Exercise requirements -> Report how many lines in the records hold the string "Wind"; give the number and nothing else.

Data extract ->
= = = =
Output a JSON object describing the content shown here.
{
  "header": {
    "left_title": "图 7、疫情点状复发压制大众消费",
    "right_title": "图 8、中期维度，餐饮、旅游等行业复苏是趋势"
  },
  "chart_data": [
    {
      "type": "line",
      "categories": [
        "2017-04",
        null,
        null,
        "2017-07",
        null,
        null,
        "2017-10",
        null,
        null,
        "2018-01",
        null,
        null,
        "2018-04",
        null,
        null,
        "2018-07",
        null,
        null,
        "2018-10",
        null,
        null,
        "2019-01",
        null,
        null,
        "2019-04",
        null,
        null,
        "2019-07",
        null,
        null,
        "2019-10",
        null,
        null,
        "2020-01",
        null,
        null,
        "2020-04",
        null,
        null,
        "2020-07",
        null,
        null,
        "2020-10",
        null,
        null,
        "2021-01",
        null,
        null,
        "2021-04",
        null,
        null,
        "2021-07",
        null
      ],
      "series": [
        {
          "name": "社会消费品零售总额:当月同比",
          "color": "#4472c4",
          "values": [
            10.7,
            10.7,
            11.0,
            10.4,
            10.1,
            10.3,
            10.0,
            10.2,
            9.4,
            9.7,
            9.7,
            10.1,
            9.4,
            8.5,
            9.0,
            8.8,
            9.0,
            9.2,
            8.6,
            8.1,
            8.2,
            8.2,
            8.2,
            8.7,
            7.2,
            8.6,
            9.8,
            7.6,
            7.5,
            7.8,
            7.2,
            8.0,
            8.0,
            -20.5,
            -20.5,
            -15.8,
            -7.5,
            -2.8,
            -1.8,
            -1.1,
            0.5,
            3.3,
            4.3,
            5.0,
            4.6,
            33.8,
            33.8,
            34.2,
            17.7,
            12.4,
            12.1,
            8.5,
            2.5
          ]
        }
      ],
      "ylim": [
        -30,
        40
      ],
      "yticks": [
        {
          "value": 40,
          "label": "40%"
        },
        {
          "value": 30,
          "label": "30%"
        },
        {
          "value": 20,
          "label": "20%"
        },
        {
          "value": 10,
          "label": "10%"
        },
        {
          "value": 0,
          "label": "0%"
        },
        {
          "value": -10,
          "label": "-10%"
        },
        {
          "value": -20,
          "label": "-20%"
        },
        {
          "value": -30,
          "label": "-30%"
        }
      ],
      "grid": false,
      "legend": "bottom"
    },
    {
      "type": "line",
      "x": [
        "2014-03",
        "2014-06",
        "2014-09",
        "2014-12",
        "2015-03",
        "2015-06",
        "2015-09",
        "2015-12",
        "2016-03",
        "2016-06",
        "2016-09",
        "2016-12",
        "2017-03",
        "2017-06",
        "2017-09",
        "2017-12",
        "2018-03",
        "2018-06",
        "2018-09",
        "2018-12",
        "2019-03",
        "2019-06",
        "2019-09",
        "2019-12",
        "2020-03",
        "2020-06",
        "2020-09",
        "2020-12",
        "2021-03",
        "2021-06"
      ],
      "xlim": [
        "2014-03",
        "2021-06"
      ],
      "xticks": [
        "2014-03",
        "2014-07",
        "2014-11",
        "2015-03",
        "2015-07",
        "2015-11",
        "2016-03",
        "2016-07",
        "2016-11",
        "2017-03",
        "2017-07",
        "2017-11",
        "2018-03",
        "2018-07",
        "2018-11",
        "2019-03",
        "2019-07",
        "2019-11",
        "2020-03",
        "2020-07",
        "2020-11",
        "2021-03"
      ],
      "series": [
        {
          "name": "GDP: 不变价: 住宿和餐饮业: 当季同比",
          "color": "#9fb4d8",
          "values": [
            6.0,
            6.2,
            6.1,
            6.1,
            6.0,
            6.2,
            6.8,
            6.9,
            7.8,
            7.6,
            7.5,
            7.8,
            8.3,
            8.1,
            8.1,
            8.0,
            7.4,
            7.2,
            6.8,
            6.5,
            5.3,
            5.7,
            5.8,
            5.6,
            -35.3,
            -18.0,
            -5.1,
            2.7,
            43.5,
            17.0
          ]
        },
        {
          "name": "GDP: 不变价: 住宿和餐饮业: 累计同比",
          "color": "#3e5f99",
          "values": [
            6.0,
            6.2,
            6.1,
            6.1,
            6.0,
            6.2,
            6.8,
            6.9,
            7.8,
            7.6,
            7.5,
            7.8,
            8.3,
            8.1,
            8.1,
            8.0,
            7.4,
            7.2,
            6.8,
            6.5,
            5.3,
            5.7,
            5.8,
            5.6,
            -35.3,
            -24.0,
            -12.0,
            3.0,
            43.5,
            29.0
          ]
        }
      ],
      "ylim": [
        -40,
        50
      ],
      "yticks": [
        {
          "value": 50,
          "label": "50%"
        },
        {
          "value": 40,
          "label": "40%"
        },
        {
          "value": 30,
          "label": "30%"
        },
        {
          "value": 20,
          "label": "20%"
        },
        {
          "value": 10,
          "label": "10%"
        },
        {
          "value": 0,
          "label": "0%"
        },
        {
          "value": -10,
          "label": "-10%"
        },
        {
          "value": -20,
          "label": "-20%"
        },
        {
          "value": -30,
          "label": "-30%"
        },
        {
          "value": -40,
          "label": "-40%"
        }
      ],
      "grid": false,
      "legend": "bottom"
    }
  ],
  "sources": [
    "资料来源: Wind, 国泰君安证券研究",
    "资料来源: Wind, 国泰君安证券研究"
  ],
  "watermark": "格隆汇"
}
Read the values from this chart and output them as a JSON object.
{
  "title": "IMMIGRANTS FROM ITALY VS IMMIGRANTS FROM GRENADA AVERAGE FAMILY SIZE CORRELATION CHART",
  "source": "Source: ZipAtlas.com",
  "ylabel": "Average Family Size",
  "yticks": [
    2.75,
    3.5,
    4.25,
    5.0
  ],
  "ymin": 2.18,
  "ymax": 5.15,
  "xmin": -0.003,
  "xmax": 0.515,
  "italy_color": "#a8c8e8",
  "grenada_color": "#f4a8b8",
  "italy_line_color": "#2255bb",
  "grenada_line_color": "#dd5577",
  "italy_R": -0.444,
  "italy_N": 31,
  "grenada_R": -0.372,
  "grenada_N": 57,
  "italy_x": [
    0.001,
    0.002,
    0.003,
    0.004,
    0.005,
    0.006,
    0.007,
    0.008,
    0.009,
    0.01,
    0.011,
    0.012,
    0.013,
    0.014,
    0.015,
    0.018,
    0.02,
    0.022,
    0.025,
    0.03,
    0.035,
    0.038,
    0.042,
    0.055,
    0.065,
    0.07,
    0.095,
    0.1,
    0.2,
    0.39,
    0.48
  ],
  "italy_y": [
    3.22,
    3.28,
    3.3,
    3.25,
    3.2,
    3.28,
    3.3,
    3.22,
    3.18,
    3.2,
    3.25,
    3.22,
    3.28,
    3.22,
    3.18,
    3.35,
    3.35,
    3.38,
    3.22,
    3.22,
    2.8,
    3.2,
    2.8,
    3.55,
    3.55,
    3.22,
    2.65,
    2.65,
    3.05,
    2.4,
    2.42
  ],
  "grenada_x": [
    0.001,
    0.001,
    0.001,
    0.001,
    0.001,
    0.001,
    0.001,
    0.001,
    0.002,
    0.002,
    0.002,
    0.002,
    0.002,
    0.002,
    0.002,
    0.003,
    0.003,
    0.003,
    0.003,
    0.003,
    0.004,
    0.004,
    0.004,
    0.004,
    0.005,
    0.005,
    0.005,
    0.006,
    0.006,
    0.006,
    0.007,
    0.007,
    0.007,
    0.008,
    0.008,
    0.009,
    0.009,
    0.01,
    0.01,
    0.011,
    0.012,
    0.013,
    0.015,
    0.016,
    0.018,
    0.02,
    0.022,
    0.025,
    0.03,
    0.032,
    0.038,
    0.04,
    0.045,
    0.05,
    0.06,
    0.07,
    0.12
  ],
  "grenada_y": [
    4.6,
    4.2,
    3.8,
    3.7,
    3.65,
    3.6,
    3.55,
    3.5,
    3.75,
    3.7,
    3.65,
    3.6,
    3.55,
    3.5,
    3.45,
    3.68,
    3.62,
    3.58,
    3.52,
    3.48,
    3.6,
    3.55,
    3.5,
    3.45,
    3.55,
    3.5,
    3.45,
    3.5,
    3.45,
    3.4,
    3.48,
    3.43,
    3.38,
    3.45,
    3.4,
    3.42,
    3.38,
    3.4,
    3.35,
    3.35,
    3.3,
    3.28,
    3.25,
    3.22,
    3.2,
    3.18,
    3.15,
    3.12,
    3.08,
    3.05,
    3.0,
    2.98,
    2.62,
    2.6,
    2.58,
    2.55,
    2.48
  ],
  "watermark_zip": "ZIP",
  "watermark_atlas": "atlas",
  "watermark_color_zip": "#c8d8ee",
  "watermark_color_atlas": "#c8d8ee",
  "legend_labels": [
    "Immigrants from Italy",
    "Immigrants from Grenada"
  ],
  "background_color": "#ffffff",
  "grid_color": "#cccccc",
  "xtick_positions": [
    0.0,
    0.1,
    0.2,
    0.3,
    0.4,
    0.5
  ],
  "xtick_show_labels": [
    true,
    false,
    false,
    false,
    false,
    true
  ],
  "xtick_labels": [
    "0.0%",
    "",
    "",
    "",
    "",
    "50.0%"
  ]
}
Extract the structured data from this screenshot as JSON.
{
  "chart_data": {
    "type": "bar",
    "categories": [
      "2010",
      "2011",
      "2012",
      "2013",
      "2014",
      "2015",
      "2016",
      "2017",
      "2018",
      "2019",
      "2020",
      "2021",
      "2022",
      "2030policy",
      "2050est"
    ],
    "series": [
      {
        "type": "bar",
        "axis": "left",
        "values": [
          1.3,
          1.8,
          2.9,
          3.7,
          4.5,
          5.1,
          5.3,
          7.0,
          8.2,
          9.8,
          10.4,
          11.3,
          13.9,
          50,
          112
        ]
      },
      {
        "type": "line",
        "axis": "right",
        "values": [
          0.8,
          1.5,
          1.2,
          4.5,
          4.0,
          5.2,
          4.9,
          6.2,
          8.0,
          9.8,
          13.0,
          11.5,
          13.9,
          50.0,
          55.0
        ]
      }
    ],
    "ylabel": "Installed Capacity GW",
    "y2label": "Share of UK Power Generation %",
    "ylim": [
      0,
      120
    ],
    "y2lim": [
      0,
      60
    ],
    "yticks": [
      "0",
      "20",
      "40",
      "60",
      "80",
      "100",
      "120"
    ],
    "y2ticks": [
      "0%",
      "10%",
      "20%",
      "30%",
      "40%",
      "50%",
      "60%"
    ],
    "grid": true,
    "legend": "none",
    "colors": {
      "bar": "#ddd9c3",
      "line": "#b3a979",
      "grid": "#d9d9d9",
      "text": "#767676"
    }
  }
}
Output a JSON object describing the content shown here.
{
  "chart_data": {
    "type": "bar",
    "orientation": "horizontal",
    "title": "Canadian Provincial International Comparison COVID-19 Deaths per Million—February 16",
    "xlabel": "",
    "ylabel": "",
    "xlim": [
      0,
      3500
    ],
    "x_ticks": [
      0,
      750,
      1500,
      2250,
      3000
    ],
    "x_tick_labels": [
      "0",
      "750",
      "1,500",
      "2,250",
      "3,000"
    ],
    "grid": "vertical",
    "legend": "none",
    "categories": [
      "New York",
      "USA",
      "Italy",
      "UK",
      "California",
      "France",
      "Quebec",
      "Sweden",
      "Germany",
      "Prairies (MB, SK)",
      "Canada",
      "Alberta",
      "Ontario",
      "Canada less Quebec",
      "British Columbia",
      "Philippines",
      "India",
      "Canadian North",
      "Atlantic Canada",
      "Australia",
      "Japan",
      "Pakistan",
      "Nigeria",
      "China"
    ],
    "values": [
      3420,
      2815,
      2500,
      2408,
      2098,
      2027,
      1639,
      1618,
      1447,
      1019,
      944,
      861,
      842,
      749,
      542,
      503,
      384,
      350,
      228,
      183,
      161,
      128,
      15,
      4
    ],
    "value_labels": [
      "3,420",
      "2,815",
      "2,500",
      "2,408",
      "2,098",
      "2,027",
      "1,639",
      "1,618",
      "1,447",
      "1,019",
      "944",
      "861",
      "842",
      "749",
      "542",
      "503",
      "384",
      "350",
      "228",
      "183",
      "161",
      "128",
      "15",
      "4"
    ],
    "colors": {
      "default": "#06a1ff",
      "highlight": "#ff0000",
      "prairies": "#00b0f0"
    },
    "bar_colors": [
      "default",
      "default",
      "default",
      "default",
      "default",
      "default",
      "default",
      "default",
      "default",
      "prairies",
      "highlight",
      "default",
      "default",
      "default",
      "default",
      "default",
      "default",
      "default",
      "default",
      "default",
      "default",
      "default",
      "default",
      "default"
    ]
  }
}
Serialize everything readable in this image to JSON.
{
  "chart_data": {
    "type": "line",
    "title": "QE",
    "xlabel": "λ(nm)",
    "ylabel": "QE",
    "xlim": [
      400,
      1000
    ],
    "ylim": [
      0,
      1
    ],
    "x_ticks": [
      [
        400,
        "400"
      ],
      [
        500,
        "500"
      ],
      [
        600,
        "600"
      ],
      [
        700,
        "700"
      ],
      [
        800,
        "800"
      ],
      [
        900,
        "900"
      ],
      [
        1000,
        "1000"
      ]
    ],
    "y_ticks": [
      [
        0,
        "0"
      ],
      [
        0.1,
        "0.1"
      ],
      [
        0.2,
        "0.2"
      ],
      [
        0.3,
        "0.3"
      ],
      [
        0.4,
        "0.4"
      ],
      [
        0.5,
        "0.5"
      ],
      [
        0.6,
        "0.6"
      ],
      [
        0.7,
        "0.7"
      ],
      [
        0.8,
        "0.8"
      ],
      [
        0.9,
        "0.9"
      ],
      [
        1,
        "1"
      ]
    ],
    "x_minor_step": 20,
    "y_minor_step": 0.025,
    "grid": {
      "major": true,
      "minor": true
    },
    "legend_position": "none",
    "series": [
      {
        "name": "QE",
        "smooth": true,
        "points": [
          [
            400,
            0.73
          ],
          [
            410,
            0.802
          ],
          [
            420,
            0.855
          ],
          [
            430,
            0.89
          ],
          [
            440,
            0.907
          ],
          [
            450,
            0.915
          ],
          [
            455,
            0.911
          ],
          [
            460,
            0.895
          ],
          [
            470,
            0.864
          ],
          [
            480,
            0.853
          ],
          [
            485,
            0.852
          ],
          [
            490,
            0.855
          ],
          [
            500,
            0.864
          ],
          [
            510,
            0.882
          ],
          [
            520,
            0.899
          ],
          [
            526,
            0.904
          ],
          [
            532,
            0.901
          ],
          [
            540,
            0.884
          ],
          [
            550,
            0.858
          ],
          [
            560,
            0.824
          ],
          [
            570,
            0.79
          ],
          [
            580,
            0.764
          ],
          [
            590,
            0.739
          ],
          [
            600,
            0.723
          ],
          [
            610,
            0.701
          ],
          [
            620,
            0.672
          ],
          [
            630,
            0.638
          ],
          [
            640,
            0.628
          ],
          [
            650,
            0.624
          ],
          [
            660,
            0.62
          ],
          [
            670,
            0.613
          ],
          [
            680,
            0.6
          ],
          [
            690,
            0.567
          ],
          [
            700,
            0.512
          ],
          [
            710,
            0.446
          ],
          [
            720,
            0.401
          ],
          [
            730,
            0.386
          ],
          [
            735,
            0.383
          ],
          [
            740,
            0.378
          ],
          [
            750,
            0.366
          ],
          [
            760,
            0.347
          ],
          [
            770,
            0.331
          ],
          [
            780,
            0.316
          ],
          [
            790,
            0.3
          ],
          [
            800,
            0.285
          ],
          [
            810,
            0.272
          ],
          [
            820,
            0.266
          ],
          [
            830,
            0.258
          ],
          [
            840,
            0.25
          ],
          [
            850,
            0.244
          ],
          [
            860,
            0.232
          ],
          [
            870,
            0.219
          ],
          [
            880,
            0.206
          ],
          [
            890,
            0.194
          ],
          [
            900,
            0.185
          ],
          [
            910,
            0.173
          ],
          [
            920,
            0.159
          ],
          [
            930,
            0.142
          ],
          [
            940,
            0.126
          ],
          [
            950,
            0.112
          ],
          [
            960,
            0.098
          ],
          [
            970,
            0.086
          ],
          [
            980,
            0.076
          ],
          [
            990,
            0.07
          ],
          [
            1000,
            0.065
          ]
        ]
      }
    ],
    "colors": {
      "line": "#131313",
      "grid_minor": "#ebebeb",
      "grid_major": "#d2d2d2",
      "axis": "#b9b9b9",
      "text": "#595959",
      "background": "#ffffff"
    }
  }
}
= = = =
Problem solution -> 2